#### The exercise
The entries are to be returned exactly, with images left out.

[Source records]
________

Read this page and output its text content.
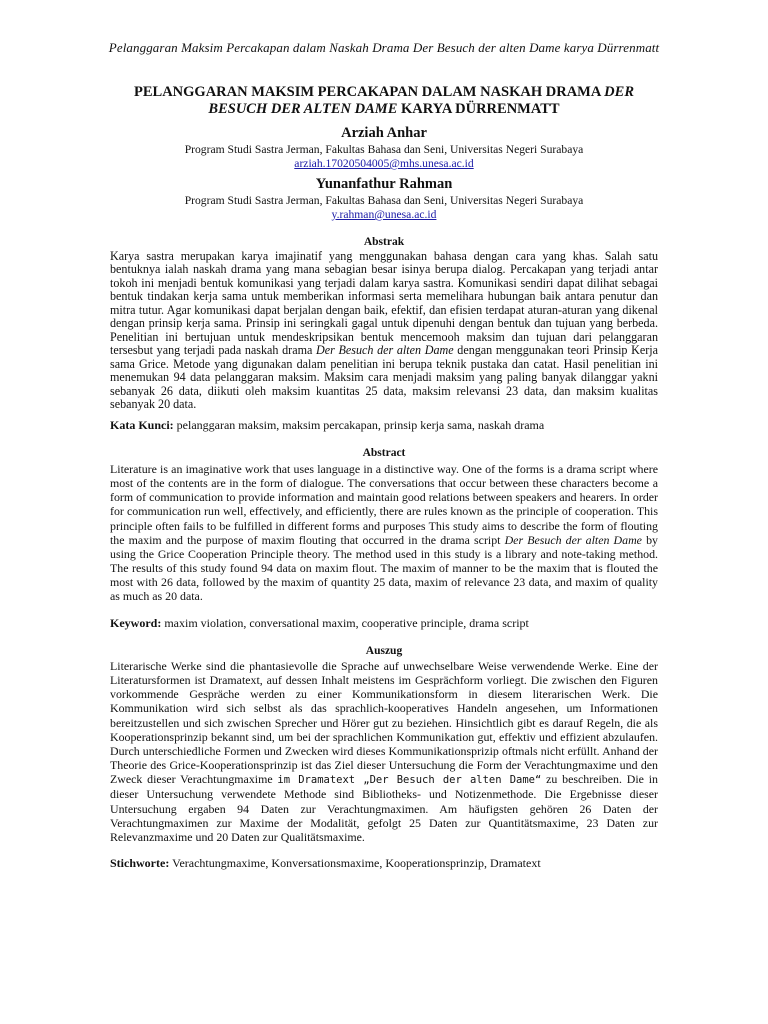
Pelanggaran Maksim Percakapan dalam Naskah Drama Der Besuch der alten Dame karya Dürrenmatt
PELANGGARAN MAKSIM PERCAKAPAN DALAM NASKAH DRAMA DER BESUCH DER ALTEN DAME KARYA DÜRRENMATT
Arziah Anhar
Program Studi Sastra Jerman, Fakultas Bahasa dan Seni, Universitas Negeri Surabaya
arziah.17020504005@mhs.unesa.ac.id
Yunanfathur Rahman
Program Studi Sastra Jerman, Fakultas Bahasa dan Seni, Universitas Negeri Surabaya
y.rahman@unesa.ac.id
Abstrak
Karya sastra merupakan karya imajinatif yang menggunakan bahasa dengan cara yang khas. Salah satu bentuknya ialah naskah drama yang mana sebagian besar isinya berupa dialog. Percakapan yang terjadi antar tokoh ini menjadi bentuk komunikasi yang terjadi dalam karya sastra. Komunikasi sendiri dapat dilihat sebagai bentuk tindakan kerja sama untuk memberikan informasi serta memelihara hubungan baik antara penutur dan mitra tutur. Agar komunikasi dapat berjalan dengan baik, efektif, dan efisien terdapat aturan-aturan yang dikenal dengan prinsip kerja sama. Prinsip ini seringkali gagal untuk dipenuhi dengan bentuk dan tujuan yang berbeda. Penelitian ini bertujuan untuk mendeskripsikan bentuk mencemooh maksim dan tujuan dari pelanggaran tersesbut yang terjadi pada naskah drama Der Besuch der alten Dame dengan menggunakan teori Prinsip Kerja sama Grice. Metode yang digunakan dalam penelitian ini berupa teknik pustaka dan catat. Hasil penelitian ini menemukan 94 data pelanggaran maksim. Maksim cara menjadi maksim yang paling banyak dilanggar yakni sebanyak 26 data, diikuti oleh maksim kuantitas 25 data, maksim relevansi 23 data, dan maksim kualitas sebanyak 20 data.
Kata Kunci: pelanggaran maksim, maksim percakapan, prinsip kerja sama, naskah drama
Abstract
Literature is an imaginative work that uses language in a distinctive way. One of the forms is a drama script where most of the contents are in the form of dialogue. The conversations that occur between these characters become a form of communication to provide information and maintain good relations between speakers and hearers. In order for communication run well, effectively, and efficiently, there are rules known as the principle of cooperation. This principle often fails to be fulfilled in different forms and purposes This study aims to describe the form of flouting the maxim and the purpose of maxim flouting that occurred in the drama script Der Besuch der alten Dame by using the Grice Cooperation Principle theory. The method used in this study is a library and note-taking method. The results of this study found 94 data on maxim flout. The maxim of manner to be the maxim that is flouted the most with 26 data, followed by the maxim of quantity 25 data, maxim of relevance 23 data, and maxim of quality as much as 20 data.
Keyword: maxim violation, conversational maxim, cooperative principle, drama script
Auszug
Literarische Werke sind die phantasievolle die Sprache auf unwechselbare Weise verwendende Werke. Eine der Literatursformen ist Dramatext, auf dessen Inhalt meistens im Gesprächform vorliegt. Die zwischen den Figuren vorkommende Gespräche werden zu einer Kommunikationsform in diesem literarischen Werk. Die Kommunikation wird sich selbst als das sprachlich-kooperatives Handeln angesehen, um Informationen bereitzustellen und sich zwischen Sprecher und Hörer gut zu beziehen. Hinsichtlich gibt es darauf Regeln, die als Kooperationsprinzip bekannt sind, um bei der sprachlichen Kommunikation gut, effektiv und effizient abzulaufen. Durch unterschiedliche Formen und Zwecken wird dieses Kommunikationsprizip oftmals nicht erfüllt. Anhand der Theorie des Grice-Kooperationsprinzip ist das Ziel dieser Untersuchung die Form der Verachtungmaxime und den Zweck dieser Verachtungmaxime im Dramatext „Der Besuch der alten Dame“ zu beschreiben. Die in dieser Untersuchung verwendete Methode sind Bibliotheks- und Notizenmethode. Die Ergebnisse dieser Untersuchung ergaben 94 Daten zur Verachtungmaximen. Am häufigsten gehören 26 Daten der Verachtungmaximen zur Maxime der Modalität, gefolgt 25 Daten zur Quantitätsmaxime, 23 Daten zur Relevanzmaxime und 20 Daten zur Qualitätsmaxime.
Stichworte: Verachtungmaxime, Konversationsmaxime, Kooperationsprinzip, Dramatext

________

#### Written reply
Read this page and output its text content.
Pelanggaran Maksim Percakapan dalam Naskah Drama Der Besuch der alten Dame karya Dürrenmatt
PELANGGARAN MAKSIM PERCAKAPAN DALAM NASKAH DRAMA DER BESUCH DER ALTEN DAME KARYA DÜRRENMATT
Arziah Anhar
Program Studi Sastra Jerman, Fakultas Bahasa dan Seni, Universitas Negeri Surabaya
arziah.17020504005@mhs.unesa.ac.id
Yunanfathur Rahman
Program Studi Sastra Jerman, Fakultas Bahasa dan Seni, Universitas Negeri Surabaya
y.rahman@unesa.ac.id
Abstrak
Karya sastra merupakan karya imajinatif yang menggunakan bahasa dengan cara yang khas. Salah satu bentuknya ialah naskah drama yang mana sebagian besar isinya berupa dialog. Percakapan yang terjadi antar tokoh ini menjadi bentuk komunikasi yang terjadi dalam karya sastra. Komunikasi sendiri dapat dilihat sebagai bentuk tindakan kerja sama untuk memberikan informasi serta memelihara hubungan baik antara penutur dan mitra tutur. Agar komunikasi dapat berjalan dengan baik, efektif, dan efisien terdapat aturan-aturan yang dikenal dengan prinsip kerja sama. Prinsip ini seringkali gagal untuk dipenuhi dengan bentuk dan tujuan yang berbeda. Penelitian ini bertujuan untuk mendeskripsikan bentuk mencemooh maksim dan tujuan dari pelanggaran tersesbut yang terjadi pada naskah drama Der Besuch der alten Dame dengan menggunakan teori Prinsip Kerja sama Grice. Metode yang digunakan dalam penelitian ini berupa teknik pustaka dan catat. Hasil penelitian ini menemukan 94 data pelanggaran maksim. Maksim cara menjadi maksim yang paling banyak dilanggar yakni sebanyak 26 data, diikuti oleh maksim kuantitas 25 data, maksim relevansi 23 data, dan maksim kualitas sebanyak 20 data.
Kata Kunci: pelanggaran maksim, maksim percakapan, prinsip kerja sama, naskah drama
Abstract
Literature is an imaginative work that uses language in a distinctive way. One of the forms is a drama script where most of the contents are in the form of dialogue. The conversations that occur between these characters become a form of communication to provide information and maintain good relations between speakers and hearers. In order for communication run well, effectively, and efficiently, there are rules known as the principle of cooperation. This principle often fails to be fulfilled in different forms and purposes This study aims to describe the form of flouting the maxim and the purpose of maxim flouting that occurred in the drama script Der Besuch der alten Dame by using the Grice Cooperation Principle theory. The method used in this study is a library and note-taking method. The results of this study found 94 data on maxim flout. The maxim of manner to be the maxim that is flouted the most with 26 data, followed by the maxim of quantity 25 data, maxim of relevance 23 data, and maxim of quality as much as 20 data.
Keyword: maxim violation, conversational maxim, cooperative principle, drama script
Auszug
Literarische Werke sind die phantasievolle die Sprache auf unwechselbare Weise verwendende Werke. Eine der Literatursformen ist Dramatext, auf dessen Inhalt meistens im Gesprächform vorliegt. Die zwischen den Figuren vorkommende Gespräche werden zu einer Kommunikationsform in diesem literarischen Werk. Die Kommunikation wird sich selbst als das sprachlich-kooperatives Handeln angesehen, um Informationen bereitzustellen und sich zwischen Sprecher und Hörer gut zu beziehen. Hinsichtlich gibt es darauf Regeln, die als Kooperationsprinzip bekannt sind, um bei der sprachlichen Kommunikation gut, effektiv und effizient abzulaufen. Durch unterschiedliche Formen und Zwecken wird dieses Kommunikationsprizip oftmals nicht erfüllt. Anhand der Theorie des Grice-Kooperationsprinzip ist das Ziel dieser Untersuchung die Form der Verachtungmaxime und den Zweck dieser Verachtungmaxime im Dramatext „Der Besuch der alten Dame“ zu beschreiben. Die in dieser Untersuchung verwendete Methode sind Bibliotheks- und Notizenmethode. Die Ergebnisse dieser Untersuchung ergaben 94 Daten zur Verachtungmaximen. Am häufigsten gehören 26 Daten der Verachtungmaximen zur Maxime der Modalität, gefolgt 25 Daten zur Quantitätsmaxime, 23 Daten zur Relevanzmaxime und 20 Daten zur Qualitätsmaxime.
Stichworte: Verachtungmaxime, Konversationsmaxime, Kooperationsprinzip, Dramatext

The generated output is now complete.